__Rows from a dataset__
:::

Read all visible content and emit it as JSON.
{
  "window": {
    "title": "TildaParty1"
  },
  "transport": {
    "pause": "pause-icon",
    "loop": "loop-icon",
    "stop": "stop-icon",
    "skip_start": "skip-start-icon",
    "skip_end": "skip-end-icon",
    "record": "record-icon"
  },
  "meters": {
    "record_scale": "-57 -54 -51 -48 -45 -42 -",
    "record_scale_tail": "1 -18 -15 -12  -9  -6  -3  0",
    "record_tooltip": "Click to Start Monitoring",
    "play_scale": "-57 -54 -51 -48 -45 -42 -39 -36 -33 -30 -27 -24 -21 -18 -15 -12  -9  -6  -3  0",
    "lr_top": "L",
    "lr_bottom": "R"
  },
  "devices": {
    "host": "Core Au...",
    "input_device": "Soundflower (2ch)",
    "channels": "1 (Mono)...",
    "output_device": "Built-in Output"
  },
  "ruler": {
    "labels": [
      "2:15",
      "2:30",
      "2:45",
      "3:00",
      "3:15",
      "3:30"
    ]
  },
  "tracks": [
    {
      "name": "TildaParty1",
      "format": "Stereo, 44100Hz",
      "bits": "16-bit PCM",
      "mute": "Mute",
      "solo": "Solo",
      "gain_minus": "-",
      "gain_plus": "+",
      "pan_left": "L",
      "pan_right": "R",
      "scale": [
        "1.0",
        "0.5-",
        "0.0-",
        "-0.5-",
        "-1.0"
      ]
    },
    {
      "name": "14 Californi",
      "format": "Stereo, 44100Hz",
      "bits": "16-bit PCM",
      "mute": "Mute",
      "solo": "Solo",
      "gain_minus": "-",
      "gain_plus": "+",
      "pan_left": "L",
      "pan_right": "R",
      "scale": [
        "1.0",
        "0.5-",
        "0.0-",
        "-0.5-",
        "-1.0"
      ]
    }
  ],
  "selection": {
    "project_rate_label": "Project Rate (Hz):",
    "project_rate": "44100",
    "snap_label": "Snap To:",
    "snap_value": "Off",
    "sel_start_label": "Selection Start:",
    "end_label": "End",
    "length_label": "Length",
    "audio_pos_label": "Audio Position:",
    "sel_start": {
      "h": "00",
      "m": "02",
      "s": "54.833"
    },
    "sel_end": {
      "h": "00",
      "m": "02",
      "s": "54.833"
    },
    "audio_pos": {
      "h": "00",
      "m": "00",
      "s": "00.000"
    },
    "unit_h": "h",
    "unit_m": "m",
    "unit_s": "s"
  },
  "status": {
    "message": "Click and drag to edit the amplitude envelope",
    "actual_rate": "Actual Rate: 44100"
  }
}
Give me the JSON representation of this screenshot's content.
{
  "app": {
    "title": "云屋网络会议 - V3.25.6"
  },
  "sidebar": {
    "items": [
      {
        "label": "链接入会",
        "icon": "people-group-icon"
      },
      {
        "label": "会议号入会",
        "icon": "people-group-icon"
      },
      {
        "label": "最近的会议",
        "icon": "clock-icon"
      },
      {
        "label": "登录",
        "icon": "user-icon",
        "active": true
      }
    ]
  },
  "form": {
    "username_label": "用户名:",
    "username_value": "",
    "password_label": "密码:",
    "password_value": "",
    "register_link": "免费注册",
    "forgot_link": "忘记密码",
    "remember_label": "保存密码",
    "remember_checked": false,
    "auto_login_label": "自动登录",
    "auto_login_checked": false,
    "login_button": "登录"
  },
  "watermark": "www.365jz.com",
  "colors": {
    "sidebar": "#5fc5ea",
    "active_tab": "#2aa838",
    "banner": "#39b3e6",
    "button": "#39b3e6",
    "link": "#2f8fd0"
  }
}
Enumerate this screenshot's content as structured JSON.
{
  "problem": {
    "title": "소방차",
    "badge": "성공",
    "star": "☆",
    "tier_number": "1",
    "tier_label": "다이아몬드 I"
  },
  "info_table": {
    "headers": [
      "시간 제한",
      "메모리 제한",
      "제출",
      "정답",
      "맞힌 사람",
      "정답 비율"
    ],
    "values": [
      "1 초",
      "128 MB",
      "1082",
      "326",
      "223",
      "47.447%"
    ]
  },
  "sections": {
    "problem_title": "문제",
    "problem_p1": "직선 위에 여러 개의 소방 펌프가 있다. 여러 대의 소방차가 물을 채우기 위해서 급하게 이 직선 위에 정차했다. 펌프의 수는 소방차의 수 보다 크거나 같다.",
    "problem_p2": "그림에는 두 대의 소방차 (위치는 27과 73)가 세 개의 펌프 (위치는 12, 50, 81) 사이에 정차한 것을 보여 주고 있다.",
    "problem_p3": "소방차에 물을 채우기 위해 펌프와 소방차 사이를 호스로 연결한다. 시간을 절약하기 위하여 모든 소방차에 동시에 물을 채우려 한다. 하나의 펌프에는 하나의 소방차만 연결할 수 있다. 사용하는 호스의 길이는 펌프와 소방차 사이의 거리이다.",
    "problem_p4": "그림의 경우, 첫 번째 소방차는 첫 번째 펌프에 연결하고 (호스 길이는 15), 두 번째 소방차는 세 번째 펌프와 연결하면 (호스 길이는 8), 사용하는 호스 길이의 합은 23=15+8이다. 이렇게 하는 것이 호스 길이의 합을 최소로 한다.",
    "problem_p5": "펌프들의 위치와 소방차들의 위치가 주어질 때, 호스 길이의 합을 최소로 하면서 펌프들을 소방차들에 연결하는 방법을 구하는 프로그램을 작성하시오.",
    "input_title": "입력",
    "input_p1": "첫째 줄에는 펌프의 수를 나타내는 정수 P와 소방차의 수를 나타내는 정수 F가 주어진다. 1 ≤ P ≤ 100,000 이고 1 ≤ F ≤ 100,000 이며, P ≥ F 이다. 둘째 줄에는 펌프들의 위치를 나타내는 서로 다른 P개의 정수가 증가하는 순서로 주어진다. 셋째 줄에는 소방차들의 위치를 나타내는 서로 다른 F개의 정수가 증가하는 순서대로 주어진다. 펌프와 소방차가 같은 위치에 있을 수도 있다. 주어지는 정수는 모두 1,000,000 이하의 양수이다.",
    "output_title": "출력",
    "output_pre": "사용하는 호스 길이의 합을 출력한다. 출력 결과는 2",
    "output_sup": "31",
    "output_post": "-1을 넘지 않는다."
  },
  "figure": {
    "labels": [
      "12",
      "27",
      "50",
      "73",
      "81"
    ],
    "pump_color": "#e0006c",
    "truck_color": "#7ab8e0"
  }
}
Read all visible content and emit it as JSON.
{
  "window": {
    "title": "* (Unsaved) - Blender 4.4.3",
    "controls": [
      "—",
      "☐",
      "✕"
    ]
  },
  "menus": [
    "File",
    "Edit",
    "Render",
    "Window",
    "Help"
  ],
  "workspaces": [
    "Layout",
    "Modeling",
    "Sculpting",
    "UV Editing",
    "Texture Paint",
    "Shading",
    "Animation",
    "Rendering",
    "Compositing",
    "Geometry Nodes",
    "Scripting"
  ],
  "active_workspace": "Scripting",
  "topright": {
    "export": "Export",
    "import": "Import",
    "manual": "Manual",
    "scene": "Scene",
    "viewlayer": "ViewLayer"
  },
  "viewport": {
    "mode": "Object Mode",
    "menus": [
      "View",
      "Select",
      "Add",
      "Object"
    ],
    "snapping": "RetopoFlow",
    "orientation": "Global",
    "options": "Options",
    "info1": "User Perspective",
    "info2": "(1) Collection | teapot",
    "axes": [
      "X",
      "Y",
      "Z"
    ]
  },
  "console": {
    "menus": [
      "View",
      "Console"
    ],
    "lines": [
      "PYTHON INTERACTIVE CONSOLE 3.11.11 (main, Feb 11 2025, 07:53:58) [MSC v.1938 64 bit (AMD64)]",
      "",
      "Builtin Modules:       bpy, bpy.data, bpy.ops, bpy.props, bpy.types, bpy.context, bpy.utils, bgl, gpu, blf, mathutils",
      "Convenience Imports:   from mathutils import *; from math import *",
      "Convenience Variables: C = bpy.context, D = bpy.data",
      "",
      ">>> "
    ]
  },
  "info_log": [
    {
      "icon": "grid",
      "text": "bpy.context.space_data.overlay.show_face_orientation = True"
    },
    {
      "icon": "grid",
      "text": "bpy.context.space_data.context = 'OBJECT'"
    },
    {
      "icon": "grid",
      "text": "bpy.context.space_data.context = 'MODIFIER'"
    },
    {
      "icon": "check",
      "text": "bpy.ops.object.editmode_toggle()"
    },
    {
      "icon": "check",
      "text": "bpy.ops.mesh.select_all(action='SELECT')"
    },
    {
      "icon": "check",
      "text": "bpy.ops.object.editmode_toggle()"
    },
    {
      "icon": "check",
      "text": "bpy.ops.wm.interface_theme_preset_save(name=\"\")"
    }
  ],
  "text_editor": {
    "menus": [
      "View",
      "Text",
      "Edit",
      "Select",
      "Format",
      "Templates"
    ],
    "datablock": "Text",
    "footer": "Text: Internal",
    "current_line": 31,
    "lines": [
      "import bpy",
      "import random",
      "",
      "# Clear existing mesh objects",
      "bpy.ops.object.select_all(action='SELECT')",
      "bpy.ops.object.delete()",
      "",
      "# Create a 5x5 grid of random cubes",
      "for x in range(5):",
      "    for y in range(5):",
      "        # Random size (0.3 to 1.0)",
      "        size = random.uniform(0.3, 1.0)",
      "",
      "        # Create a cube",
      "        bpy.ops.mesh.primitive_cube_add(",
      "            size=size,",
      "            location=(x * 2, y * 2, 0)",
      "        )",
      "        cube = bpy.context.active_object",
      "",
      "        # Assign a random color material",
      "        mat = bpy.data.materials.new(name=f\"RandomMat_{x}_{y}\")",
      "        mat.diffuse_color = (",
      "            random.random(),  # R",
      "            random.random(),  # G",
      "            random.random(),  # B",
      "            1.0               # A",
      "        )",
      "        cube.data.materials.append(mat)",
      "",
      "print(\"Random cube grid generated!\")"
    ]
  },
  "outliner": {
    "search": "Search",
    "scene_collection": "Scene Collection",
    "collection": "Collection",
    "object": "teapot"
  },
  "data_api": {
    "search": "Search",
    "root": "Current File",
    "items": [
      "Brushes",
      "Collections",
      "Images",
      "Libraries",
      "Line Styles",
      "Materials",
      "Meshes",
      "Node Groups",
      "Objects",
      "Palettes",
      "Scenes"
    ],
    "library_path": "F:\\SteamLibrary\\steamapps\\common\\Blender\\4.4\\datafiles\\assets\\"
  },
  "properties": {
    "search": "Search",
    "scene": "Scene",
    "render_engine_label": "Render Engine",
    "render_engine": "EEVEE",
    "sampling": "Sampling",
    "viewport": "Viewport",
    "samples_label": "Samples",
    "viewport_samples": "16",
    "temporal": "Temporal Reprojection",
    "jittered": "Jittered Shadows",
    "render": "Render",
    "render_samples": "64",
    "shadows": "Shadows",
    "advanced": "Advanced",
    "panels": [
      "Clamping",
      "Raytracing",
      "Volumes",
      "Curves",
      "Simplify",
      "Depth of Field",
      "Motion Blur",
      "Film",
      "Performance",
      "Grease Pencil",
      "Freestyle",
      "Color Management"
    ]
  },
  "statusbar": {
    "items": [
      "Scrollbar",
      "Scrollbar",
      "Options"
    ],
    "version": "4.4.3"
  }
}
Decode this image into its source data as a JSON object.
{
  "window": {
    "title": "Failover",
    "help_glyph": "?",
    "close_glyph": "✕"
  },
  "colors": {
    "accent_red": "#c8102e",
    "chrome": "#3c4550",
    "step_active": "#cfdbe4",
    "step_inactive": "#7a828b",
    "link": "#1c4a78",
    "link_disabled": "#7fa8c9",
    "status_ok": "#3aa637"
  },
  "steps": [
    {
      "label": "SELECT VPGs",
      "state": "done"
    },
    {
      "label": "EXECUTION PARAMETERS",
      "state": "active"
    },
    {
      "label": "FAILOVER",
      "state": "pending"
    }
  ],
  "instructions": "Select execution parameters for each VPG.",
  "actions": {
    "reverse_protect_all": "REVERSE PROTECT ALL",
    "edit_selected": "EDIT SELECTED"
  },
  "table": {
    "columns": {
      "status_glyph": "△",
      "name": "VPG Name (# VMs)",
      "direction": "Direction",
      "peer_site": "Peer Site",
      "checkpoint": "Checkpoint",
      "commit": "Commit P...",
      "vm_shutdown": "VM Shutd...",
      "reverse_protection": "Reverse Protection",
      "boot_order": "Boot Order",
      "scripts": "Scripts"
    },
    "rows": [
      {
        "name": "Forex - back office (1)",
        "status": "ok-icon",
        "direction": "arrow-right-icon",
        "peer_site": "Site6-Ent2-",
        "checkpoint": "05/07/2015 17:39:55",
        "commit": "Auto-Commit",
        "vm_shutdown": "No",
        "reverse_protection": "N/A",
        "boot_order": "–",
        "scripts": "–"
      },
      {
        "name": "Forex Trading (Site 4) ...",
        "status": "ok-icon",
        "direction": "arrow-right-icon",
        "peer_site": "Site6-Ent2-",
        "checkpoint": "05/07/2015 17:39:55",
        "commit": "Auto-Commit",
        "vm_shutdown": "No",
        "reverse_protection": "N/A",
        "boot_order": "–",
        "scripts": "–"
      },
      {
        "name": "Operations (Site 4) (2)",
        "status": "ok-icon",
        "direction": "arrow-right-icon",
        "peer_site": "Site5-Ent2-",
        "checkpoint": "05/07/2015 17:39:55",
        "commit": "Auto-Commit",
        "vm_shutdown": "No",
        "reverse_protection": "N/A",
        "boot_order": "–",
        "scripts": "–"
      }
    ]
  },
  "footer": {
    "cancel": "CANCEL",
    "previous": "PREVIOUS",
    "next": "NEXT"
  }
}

:::

__SHORT TASK__
Using the listing above, show each line holding the string "사용하는".

__SOLVED PROBLEM__
    "problem_p3": "소방차에 물을 채우기 위해 펌프와 소방차 사이를 호스로 연결한다. 시간을 절약하기 위하여 모든 소방차에 동시에 물을 채우려 한다. 하나의 펌프에는 하나의 소방차만 연결할 수 있다. 사용하는 호스의 길이는 펌프와 소방차 사이의 거리이다.",
    "problem_p4": "그림의 경우, 첫 번째 소방차는 첫 번째 펌프에 연결하고 (호스 길이는 15), 두 번째 소방차는 세 번째 펌프와 연결하면 (호스 길이는 8), 사용하는 호스 길이의 합은 23=15+8이다. 이렇게 하는 것이 호스 길이의 합을 최소로 한다.",
    "output_pre": "사용하는 호스 길이의 합을 출력한다. 출력 결과는 2",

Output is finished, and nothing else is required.